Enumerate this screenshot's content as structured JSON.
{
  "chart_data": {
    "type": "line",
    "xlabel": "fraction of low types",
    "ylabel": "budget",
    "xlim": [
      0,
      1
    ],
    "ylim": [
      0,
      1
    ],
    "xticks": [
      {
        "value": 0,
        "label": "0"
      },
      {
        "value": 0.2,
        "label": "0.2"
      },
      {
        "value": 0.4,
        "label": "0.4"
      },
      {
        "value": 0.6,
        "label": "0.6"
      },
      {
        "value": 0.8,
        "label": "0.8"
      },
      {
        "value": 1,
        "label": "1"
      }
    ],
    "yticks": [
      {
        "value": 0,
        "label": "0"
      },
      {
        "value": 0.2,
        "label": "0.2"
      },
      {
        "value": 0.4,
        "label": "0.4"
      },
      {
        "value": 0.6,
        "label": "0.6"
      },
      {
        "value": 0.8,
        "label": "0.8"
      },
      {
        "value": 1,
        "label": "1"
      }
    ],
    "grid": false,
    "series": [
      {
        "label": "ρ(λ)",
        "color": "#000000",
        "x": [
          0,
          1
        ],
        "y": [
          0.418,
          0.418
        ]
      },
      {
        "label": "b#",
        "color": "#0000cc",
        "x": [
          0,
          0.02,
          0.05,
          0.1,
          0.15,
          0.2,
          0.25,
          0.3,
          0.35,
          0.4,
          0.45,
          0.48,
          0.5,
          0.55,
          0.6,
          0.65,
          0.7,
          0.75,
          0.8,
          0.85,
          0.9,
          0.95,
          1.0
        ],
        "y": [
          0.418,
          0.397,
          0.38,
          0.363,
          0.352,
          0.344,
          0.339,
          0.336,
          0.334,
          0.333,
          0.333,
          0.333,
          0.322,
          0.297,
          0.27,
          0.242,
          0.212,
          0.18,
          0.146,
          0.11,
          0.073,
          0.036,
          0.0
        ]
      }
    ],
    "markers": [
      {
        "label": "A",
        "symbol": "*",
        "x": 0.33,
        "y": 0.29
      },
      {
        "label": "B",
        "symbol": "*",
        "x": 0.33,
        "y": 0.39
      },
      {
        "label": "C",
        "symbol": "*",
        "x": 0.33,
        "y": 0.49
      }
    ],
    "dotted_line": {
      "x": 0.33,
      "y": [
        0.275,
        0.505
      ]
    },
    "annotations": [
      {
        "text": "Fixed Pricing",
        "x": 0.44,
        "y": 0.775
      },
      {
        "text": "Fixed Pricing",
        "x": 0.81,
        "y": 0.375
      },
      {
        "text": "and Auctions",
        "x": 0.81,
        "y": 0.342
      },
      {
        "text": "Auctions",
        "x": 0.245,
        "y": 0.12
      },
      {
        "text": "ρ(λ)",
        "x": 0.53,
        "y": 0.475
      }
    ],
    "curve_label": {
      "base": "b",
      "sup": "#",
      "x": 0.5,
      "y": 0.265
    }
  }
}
******
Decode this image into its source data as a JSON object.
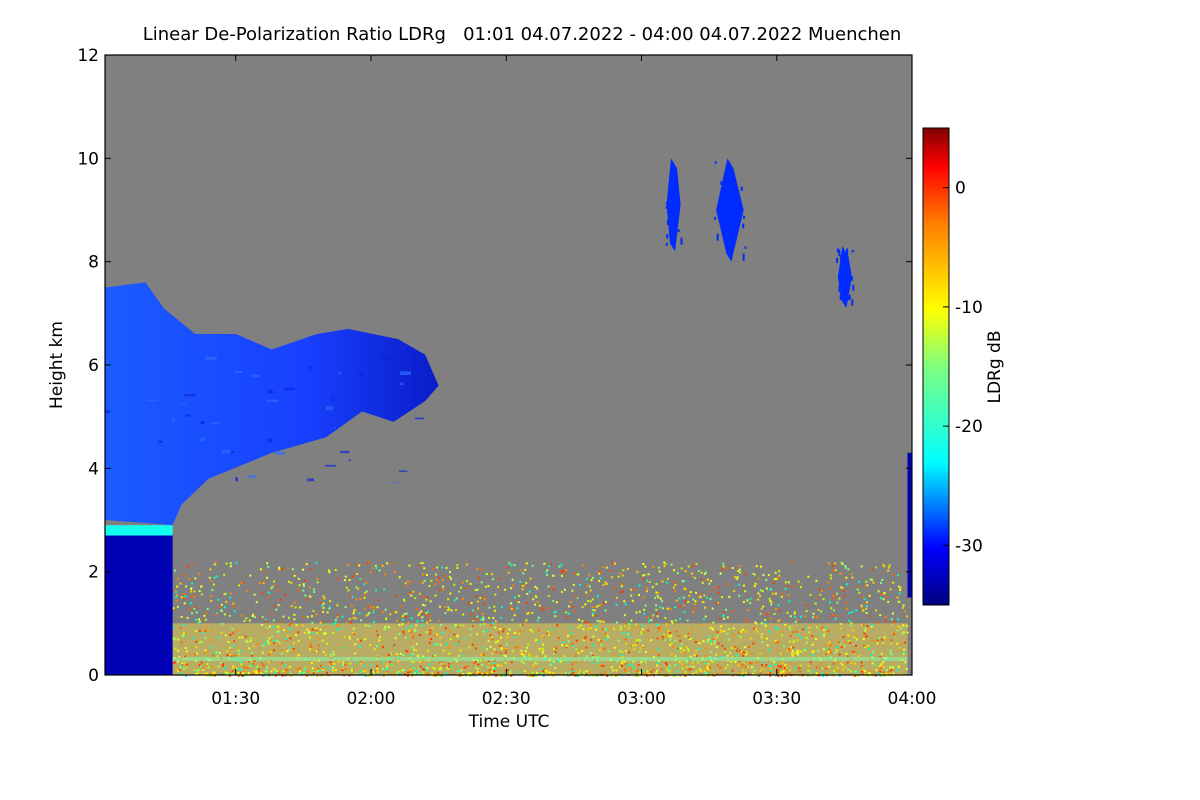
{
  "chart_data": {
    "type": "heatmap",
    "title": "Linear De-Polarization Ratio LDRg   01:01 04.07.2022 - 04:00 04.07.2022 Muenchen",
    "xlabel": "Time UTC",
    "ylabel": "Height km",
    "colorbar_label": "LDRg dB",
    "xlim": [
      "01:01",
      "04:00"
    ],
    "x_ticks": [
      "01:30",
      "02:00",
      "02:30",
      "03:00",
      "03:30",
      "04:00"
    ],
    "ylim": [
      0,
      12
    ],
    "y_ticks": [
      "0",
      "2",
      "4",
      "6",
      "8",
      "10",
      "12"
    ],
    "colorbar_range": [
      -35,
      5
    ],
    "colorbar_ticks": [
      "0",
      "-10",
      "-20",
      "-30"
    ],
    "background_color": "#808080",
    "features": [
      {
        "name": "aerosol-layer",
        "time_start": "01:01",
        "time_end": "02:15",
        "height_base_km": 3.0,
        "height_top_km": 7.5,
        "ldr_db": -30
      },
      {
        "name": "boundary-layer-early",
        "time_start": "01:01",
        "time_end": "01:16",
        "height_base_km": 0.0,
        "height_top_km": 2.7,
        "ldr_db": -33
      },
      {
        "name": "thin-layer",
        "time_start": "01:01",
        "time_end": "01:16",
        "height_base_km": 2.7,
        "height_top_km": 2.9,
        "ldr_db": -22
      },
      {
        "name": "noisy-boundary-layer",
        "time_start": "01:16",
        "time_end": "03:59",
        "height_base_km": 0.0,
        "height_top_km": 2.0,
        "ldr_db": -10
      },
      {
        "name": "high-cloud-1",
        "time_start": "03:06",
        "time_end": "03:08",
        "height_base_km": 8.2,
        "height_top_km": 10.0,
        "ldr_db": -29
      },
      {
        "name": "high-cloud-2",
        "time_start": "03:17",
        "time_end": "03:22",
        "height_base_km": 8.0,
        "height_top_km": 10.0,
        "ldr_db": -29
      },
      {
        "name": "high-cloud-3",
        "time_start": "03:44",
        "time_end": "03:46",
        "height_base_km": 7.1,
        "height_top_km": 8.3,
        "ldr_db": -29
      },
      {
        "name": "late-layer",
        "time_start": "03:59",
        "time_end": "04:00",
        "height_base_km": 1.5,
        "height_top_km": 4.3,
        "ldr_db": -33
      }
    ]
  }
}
******
**Task goal**
Filter the entries down to the lines with the word "text" in them.

**Exercise output**
        "text": "Fixed Pricing",
        "text": "Fixed Pricing",
        "text": "and Auctions",
        "text": "Auctions",
        "text": "ρ(λ)",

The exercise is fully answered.